EXERCISE GOAL: In the material below, identify each line bearing the word "Hangouts". Reproduce those lines.

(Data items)
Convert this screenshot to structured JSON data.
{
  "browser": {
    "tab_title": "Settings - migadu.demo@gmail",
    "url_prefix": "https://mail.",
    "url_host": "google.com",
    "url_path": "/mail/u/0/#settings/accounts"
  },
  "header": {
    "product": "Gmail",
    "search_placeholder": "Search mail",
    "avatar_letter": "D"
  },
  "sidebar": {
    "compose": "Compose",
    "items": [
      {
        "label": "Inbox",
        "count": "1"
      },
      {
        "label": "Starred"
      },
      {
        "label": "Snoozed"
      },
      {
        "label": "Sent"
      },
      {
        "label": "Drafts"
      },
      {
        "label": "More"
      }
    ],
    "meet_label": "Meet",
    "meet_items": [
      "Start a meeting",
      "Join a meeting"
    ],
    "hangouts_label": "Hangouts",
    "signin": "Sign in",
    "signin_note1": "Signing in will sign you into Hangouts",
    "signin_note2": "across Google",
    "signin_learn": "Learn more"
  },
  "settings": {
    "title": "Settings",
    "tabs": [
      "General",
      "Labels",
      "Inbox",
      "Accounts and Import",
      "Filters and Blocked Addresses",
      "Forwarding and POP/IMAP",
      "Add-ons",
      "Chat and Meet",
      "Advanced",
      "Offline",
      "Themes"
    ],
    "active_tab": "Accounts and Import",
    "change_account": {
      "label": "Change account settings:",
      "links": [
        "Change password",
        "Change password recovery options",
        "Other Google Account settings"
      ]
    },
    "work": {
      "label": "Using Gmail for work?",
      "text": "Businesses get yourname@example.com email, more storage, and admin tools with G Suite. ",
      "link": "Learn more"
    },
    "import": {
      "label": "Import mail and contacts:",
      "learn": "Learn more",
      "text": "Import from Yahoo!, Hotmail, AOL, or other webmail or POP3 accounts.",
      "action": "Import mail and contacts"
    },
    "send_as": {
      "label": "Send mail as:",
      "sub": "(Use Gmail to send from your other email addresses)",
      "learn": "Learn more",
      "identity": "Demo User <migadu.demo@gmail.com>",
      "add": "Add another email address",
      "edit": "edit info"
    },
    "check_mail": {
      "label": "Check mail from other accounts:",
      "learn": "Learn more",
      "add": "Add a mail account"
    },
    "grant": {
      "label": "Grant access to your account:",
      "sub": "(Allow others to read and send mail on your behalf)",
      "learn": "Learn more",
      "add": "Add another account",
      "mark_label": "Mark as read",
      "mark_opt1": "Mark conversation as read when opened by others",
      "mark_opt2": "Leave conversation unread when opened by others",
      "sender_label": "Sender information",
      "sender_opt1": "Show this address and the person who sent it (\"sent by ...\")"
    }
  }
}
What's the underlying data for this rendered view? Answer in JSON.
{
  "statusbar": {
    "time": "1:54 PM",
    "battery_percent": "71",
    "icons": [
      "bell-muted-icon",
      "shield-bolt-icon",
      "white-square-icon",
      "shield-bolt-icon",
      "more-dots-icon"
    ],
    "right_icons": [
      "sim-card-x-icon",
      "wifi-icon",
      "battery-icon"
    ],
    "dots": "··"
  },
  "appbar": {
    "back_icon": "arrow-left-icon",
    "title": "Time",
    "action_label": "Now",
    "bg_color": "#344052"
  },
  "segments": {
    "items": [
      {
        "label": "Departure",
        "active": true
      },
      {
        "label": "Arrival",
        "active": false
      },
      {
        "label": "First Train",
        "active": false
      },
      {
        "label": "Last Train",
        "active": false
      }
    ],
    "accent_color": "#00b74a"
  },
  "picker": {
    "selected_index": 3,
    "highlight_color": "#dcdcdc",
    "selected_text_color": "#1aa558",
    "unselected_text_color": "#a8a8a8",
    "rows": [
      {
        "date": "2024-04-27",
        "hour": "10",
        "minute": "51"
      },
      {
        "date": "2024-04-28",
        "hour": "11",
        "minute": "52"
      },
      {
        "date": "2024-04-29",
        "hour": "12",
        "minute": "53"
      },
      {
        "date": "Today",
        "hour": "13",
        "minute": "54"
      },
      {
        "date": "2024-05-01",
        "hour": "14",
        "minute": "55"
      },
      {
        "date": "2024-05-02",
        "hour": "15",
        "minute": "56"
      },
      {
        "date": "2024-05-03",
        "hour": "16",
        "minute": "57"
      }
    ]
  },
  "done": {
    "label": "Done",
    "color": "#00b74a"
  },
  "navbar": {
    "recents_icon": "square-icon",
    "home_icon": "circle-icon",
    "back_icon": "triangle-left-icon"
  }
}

REPLY TO THE EXERCISE:
    "hangouts_label": "Hangouts",
    "signin_note1": "Signing in will sign you into Hangouts",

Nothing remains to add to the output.